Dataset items
--- start ---
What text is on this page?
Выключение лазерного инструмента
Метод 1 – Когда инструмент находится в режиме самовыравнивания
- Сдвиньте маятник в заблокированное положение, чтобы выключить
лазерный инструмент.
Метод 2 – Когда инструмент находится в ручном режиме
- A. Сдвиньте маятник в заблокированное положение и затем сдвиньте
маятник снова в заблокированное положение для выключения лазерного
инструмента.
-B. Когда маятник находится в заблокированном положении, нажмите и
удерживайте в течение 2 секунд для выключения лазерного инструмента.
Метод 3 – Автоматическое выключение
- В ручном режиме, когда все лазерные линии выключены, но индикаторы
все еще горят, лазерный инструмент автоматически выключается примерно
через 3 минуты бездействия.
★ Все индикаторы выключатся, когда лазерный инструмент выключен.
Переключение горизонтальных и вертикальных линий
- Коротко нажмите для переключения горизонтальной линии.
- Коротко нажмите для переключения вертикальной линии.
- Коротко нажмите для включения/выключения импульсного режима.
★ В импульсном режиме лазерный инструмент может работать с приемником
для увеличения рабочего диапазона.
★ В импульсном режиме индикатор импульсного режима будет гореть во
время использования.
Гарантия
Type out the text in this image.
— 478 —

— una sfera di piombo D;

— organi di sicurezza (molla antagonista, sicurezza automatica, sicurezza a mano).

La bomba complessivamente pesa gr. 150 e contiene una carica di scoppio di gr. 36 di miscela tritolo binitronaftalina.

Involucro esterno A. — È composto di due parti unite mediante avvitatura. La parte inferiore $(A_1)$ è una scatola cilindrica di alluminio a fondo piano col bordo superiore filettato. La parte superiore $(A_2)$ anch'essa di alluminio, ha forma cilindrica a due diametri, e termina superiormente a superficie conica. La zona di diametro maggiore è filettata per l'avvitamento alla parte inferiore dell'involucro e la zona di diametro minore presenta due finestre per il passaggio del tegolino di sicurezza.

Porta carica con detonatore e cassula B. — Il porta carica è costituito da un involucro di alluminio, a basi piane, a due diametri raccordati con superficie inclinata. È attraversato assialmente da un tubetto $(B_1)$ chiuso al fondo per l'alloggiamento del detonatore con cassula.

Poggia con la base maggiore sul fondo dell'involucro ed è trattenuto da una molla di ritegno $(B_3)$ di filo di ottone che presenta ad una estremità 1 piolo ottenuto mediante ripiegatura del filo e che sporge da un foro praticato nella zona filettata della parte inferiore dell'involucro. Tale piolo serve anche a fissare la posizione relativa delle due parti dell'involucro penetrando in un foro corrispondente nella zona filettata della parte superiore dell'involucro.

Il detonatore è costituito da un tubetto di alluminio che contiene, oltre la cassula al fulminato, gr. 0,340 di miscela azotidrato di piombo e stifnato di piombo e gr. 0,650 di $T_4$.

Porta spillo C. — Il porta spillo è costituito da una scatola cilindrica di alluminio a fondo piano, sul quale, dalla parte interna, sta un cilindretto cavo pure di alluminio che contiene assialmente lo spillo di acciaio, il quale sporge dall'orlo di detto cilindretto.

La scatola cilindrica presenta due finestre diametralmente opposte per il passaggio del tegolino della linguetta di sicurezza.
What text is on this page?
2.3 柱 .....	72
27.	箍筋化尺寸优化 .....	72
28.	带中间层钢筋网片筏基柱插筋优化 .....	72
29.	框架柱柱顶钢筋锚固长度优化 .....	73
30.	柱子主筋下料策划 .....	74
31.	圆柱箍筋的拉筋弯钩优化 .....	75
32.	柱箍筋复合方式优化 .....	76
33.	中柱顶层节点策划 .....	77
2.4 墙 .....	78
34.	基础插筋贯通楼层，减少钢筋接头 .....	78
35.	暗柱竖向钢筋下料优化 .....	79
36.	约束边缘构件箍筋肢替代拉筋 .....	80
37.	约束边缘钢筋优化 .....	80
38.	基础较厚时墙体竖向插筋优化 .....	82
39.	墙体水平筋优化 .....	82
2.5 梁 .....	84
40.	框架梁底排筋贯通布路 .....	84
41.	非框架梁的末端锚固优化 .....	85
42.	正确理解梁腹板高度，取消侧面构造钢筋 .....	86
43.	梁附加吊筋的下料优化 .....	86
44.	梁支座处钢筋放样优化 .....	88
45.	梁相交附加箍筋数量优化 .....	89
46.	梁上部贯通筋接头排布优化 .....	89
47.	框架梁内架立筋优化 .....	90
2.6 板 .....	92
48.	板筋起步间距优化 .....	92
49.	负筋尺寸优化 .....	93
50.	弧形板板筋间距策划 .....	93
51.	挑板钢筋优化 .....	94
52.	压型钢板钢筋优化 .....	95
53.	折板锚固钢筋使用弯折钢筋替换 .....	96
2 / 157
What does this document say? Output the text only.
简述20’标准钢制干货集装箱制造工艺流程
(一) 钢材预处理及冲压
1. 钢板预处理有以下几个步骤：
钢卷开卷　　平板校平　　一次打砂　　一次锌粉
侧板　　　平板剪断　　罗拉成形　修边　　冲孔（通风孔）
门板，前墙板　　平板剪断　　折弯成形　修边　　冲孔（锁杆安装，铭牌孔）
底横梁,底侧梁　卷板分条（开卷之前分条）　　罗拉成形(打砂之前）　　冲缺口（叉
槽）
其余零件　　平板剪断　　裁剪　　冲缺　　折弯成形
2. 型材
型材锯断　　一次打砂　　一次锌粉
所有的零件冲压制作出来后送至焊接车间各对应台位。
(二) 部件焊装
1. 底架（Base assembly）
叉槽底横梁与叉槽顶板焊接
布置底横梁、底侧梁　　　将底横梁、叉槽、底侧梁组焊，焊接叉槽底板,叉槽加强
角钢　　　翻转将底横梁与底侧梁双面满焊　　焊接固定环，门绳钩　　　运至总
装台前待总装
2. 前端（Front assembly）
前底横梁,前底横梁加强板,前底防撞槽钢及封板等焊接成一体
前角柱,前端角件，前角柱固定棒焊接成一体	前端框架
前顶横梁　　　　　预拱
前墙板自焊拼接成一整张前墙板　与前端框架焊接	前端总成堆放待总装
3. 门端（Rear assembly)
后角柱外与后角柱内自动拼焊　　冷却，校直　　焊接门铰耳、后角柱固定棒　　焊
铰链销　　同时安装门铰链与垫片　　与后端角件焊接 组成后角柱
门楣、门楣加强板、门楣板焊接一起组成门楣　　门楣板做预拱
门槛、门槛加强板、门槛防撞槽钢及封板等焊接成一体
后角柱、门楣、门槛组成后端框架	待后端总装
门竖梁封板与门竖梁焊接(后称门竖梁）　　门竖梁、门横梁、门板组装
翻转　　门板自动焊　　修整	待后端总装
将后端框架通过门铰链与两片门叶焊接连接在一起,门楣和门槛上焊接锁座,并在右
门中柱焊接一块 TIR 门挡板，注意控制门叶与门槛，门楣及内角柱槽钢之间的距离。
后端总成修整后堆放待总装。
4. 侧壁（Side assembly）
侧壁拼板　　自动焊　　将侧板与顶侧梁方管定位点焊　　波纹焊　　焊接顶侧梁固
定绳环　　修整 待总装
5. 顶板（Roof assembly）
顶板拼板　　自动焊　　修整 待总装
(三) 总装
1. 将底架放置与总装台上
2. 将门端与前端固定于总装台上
--- end ---
EXERCISE OBJECTIVE: Extract the full listing and reproduce each line exactly.

EXERCISE OUTPUT:
What text is on this page?
Выключение лазерного инструмента
Метод 1 – Когда инструмент находится в режиме самовыравнивания
- Сдвиньте маятник в заблокированное положение, чтобы выключить
лазерный инструмент.
Метод 2 – Когда инструмент находится в ручном режиме
- A. Сдвиньте маятник в заблокированное положение и затем сдвиньте
маятник снова в заблокированное положение для выключения лазерного
инструмента.
-B. Когда маятник находится в заблокированном положении, нажмите и
удерживайте в течение 2 секунд для выключения лазерного инструмента.
Метод 3 – Автоматическое выключение
- В ручном режиме, когда все лазерные линии выключены, но индикаторы
все еще горят, лазерный инструмент автоматически выключается примерно
через 3 минуты бездействия.
★ Все индикаторы выключатся, когда лазерный инструмент выключен.
Переключение горизонтальных и вертикальных линий
- Коротко нажмите для переключения горизонтальной линии.
- Коротко нажмите для переключения вертикальной линии.
- Коротко нажмите для включения/выключения импульсного режима.
★ В импульсном режиме лазерный инструмент может работать с приемником
для увеличения рабочего диапазона.
★ В импульсном режиме индикатор импульсного режима будет гореть во
время использования.
Гарантия
Type out the text in this image.
— 478 —

— una sfera di piombo D;

— organi di sicurezza (molla antagonista, sicurezza automatica, sicurezza a mano).

La bomba complessivamente pesa gr. 150 e contiene una carica di scoppio di gr. 36 di miscela tritolo binitronaftalina.

Involucro esterno A. — È composto di due parti unite mediante avvitatura. La parte inferiore $(A_1)$ è una scatola cilindrica di alluminio a fondo piano col bordo superiore filettato. La parte superiore $(A_2)$ anch'essa di alluminio, ha forma cilindrica a due diametri, e termina superiormente a superficie conica. La zona di diametro maggiore è filettata per l'avvitamento alla parte inferiore dell'involucro e la zona di diametro minore presenta due finestre per il passaggio del tegolino di sicurezza.

Porta carica con detonatore e cassula B. — Il porta carica è costituito da un involucro di alluminio, a basi piane, a due diametri raccordati con superficie inclinata. È attraversato assialmente da un tubetto $(B_1)$ chiuso al fondo per l'alloggiamento del detonatore con cassula.

Poggia con la base maggiore sul fondo dell'involucro ed è trattenuto da una molla di ritegno $(B_3)$ di filo di ottone che presenta ad una estremità 1 piolo ottenuto mediante ripiegatura del filo e che sporge da un foro praticato nella zona filettata della parte inferiore dell'involucro. Tale piolo serve anche a fissare la posizione relativa delle due parti dell'involucro penetrando in un foro corrispondente nella zona filettata della parte superiore dell'involucro.

Il detonatore è costituito da un tubetto di alluminio che contiene, oltre la cassula al fulminato, gr. 0,340 di miscela azotidrato di piombo e stifnato di piombo e gr. 0,650 di $T_4$.

Porta spillo C. — Il porta spillo è costituito da una scatola cilindrica di alluminio a fondo piano, sul quale, dalla parte interna, sta un cilindretto cavo pure di alluminio che contiene assialmente lo spillo di acciaio, il quale sporge dall'orlo di detto cilindretto.

La scatola cilindrica presenta due finestre diametralmente opposte per il passaggio del tegolino della linguetta di sicurezza.
What text is on this page?
2.3 柱 .....	72
27.	箍筋化尺寸优化 .....	72
28.	带中间层钢筋网片筏基柱插筋优化 .....	72
29.	框架柱柱顶钢筋锚固长度优化 .....	73
30.	柱子主筋下料策划 .....	74
31.	圆柱箍筋的拉筋弯钩优化 .....	75
32.	柱箍筋复合方式优化 .....	76
33.	中柱顶层节点策划 .....	77
2.4 墙 .....	78
34.	基础插筋贯通楼层，减少钢筋接头 .....	78
35.	暗柱竖向钢筋下料优化 .....	79
36.	约束边缘构件箍筋肢替代拉筋 .....	80
37.	约束边缘钢筋优化 .....	80
38.	基础较厚时墙体竖向插筋优化 .....	82
39.	墙体水平筋优化 .....	82
2.5 梁 .....	84
40.	框架梁底排筋贯通布路 .....	84
41.	非框架梁的末端锚固优化 .....	85
42.	正确理解梁腹板高度，取消侧面构造钢筋 .....	86
43.	梁附加吊筋的下料优化 .....	86
44.	梁支座处钢筋放样优化 .....	88
45.	梁相交附加箍筋数量优化 .....	89
46.	梁上部贯通筋接头排布优化 .....	89
47.	框架梁内架立筋优化 .....	90
2.6 板 .....	92
48.	板筋起步间距优化 .....	92
49.	负筋尺寸优化 .....	93
50.	弧形板板筋间距策划 .....	93
51.	挑板钢筋优化 .....	94
52.	压型钢板钢筋优化 .....	95
53.	折板锚固钢筋使用弯折钢筋替换 .....	96
2 / 157
What does this document say? Output the text only.
简述20’标准钢制干货集装箱制造工艺流程
(一) 钢材预处理及冲压
1. 钢板预处理有以下几个步骤：
钢卷开卷　　平板校平　　一次打砂　　一次锌粉
侧板　　　平板剪断　　罗拉成形　修边　　冲孔（通风孔）
门板，前墙板　　平板剪断　　折弯成形　修边　　冲孔（锁杆安装，铭牌孔）
底横梁,底侧梁　卷板分条（开卷之前分条）　　罗拉成形(打砂之前）　　冲缺口（叉
槽）
其余零件　　平板剪断　　裁剪　　冲缺　　折弯成形
2. 型材
型材锯断　　一次打砂　　一次锌粉
所有的零件冲压制作出来后送至焊接车间各对应台位。
(二) 部件焊装
1. 底架（Base assembly）
叉槽底横梁与叉槽顶板焊接
布置底横梁、底侧梁　　　将底横梁、叉槽、底侧梁组焊，焊接叉槽底板,叉槽加强
角钢　　　翻转将底横梁与底侧梁双面满焊　　焊接固定环，门绳钩　　　运至总
装台前待总装
2. 前端（Front assembly）
前底横梁,前底横梁加强板,前底防撞槽钢及封板等焊接成一体
前角柱,前端角件，前角柱固定棒焊接成一体	前端框架
前顶横梁　　　　　预拱
前墙板自焊拼接成一整张前墙板　与前端框架焊接	前端总成堆放待总装
3. 门端（Rear assembly)
后角柱外与后角柱内自动拼焊　　冷却，校直　　焊接门铰耳、后角柱固定棒　　焊
铰链销　　同时安装门铰链与垫片　　与后端角件焊接 组成后角柱
门楣、门楣加强板、门楣板焊接一起组成门楣　　门楣板做预拱
门槛、门槛加强板、门槛防撞槽钢及封板等焊接成一体
后角柱、门楣、门槛组成后端框架	待后端总装
门竖梁封板与门竖梁焊接(后称门竖梁）　　门竖梁、门横梁、门板组装
翻转　　门板自动焊　　修整	待后端总装
将后端框架通过门铰链与两片门叶焊接连接在一起,门楣和门槛上焊接锁座,并在右
门中柱焊接一块 TIR 门挡板，注意控制门叶与门槛，门楣及内角柱槽钢之间的距离。
后端总成修整后堆放待总装。
4. 侧壁（Side assembly）
侧壁拼板　　自动焊　　将侧板与顶侧梁方管定位点焊　　波纹焊　　焊接顶侧梁固
定绳环　　修整 待总装
5. 顶板（Roof assembly）
顶板拼板　　自动焊　　修整 待总装
(三) 总装
1. 将底架放置与总装台上
2. 将门端与前端固定于总装台上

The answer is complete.